Task instructions -
Every line that holds the string "牛レバーを生食するのは" is to be identified and copied.

(Collection entries)
☆ ☆ ☆ ☆ ☆ ☆ ☆

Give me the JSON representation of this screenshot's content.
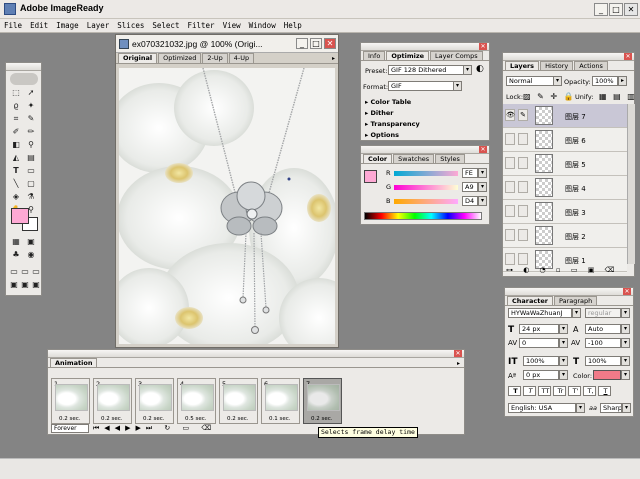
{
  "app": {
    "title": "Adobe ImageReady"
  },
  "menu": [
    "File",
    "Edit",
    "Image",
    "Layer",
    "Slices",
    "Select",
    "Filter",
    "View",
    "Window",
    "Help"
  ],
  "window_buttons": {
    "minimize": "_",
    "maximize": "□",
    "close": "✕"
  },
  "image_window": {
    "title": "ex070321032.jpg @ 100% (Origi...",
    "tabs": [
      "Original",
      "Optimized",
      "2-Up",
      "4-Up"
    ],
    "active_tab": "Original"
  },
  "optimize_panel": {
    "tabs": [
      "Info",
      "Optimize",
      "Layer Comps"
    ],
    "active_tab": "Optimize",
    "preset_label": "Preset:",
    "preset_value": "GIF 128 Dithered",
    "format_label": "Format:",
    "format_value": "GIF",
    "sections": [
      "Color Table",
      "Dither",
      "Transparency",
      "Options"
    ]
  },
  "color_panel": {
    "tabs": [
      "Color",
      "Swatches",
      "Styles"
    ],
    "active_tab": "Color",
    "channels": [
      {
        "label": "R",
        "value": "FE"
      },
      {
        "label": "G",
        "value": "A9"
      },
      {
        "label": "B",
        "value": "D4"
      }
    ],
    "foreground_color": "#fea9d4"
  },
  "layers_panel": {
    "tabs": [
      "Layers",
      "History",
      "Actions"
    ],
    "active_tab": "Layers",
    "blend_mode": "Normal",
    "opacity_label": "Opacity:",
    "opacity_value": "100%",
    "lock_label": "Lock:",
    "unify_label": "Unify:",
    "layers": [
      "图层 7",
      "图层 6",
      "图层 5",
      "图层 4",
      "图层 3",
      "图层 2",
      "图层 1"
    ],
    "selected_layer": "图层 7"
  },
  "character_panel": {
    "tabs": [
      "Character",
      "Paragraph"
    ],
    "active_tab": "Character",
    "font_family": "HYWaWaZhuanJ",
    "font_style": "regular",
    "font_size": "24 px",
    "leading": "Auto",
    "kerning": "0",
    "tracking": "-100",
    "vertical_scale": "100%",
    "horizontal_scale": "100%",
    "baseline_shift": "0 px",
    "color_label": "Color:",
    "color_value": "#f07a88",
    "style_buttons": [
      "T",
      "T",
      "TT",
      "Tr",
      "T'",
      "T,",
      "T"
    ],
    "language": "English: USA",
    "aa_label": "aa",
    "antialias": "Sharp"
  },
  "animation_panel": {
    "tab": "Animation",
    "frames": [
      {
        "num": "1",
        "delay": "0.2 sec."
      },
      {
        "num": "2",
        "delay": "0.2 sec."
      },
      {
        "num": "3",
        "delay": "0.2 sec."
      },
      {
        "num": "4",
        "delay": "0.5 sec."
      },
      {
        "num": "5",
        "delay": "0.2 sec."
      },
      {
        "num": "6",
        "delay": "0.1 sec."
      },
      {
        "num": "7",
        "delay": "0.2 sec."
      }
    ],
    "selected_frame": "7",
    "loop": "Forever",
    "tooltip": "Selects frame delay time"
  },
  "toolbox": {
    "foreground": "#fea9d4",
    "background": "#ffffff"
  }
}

☆ ☆ ☆ ☆ ☆ ☆ ☆

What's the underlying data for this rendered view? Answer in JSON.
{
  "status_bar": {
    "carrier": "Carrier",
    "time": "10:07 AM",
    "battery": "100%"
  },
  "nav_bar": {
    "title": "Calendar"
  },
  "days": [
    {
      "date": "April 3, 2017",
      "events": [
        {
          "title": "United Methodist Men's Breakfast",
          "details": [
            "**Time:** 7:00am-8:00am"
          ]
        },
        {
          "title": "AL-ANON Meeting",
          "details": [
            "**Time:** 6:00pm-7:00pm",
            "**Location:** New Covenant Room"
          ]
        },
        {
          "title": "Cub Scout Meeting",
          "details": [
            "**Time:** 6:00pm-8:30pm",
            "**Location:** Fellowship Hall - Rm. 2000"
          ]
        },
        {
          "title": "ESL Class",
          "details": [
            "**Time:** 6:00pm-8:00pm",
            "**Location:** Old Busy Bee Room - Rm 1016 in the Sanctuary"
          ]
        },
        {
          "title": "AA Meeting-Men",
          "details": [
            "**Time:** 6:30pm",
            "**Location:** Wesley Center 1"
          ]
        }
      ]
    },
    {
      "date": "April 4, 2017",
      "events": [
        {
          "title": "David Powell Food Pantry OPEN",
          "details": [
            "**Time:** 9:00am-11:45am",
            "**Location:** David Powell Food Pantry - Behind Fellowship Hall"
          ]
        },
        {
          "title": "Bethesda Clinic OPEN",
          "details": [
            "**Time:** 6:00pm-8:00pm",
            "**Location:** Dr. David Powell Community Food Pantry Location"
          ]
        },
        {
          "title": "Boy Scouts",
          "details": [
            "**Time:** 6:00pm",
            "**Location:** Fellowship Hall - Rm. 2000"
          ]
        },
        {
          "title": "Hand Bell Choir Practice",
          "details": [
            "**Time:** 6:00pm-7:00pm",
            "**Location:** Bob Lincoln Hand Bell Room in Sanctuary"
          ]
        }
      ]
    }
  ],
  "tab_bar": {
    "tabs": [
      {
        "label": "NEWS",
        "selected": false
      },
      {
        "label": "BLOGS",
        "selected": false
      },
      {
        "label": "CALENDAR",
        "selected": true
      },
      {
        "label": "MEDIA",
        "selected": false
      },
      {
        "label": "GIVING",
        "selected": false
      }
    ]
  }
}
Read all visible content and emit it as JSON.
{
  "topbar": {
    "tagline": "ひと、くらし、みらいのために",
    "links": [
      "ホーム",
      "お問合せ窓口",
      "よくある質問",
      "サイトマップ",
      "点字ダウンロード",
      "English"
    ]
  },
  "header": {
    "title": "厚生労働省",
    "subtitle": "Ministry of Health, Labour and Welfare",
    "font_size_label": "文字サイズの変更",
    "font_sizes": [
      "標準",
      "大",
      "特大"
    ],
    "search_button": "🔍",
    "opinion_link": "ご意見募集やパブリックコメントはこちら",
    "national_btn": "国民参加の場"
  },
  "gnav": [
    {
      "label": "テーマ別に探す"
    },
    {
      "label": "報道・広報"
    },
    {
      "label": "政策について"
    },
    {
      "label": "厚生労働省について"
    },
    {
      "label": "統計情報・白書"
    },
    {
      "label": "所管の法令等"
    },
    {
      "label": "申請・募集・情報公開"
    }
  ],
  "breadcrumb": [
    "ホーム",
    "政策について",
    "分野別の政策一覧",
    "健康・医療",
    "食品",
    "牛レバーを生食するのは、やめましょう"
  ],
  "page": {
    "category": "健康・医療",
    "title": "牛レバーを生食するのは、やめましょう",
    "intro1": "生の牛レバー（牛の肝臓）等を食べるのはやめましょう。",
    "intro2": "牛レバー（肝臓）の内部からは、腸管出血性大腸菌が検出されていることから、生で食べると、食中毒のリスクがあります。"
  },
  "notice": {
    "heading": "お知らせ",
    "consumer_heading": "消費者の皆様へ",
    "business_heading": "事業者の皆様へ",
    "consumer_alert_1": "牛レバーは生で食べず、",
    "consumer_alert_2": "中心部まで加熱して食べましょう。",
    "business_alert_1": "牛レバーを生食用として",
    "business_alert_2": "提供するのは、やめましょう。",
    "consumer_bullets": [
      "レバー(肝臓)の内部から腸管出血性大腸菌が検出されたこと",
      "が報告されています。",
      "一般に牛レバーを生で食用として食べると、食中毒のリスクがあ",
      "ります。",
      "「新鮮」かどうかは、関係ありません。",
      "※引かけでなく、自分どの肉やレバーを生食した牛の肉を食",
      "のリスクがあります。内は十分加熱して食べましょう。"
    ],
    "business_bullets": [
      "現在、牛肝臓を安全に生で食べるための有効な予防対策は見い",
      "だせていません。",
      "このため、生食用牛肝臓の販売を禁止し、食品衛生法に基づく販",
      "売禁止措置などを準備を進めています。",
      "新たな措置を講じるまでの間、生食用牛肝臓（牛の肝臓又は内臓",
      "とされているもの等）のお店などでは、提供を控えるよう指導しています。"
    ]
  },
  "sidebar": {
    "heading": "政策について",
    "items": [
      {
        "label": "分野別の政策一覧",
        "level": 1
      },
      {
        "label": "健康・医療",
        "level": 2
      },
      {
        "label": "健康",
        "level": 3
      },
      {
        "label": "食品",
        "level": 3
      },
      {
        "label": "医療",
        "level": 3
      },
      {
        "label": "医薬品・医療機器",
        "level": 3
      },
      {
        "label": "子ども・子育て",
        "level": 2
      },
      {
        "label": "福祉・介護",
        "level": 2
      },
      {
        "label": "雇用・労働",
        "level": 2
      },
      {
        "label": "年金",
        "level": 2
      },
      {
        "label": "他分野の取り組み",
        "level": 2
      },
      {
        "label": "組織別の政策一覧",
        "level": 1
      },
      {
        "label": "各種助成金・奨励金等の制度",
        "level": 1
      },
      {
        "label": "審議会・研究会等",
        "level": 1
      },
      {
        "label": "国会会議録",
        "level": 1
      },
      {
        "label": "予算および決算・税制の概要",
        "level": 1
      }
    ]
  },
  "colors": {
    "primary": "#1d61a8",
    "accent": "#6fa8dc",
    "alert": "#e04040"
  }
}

☆ ☆ ☆ ☆ ☆ ☆ ☆

Task answer -
    "牛レバーを生食するのは、やめましょう"
    "title": "牛レバーを生食するのは、やめましょう",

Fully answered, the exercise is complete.